▶ **Selected passage**:
=======

New publication – The latitudinal variation in amphibian speciation rates revisited

A study led by Adrián García-Rodríguez and involving colleagues from Mexico, Colombia, Austria and Brazil was recently published in Communications Biology. The research integrates information on geographic distributions and phylogenetic relationships of roughly 7000 amphibian species and couples macroevolutionary and macroecological approaches to describe the variation in the rates at which amphibian species have arisen around the globe. The findings support a similar, yet counterintuitive, pattern found in other taxonomic groups like plants, fishes, birds and mammals: mean grid-cell speciation rates are not necessarily higher in the Tropics.

This is unexpected if one considers that contemporary tropical species richness is several orders or magnitude higher than species richness in other regions of the globe. The study goes a step further and deconstructs this pattern by taxonomic Order, finding that the major trend is driven by anurans (i.e. frogs and toads), the group that accounts for the highest proportion of the global amphibian diversity. Nevertheless, salamanders follow an opposite pattern with higher speciation rates in Tropical clades, but caecilians did not show any clear latitudinal trend. The authors delve into potential explanations for the overall amphibian speciation trends by testing -at the bioregion level- several hypotheses that have been proposed to explain the latitudinal gradients of diversity. This includes analyses of drivers such as historical climatic stability, productivity, biotic interactions, area, evolutionary time and landscape complexity.

=======

▶ **Brief**: List every driver that the amphibian speciation text above says the authors analyzed at the bioregion level.

▶ **Recorded data**:
=======

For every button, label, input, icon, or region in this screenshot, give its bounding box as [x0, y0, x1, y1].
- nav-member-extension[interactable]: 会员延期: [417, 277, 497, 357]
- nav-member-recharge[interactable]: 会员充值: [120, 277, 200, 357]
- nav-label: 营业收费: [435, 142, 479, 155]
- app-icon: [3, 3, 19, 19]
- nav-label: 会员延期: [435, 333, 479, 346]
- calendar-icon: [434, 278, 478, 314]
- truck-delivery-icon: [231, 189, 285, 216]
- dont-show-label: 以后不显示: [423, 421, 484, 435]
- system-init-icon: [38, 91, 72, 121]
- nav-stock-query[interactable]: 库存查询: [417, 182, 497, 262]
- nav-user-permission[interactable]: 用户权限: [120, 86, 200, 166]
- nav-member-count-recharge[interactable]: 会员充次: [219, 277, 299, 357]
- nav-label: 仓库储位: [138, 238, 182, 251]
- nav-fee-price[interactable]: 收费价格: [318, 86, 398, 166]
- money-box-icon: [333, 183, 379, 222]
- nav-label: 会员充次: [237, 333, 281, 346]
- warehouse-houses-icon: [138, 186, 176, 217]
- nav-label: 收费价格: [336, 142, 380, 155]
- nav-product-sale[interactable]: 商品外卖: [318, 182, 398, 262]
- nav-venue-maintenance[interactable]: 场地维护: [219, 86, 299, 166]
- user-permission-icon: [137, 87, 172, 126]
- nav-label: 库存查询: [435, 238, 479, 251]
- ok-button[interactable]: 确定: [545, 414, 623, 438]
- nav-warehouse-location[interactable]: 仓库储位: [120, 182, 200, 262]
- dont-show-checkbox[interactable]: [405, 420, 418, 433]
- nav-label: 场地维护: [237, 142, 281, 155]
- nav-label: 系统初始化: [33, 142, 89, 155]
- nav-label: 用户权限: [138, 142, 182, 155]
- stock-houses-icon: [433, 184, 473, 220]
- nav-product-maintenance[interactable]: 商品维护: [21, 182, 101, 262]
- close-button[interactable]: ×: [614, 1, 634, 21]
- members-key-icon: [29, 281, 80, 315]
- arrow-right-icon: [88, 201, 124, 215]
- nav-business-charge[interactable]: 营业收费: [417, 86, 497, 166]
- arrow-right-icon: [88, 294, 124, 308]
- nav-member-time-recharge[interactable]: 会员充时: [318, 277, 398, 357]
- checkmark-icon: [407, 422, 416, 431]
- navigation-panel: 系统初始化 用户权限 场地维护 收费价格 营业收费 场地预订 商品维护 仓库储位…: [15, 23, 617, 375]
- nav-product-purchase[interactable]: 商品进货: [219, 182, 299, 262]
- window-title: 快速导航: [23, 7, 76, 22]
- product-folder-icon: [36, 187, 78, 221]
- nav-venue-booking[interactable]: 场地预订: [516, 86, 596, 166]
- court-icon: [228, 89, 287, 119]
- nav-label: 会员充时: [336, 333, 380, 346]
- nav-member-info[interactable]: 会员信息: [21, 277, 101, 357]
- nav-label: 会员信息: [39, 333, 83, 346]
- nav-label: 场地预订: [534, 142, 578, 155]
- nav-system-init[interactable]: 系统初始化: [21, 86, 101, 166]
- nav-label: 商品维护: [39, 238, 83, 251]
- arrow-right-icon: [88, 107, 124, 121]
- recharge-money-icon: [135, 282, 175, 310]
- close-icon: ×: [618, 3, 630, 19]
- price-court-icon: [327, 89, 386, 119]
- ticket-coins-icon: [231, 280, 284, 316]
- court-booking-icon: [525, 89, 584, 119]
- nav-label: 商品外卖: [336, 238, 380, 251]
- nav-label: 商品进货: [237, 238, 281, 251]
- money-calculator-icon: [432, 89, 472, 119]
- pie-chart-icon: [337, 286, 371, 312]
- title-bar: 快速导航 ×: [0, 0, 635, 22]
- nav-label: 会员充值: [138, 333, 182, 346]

=======

▶ **Output**: historical climatic stability, productivity, biotic interactions, area, evolutionary time, landscape complexity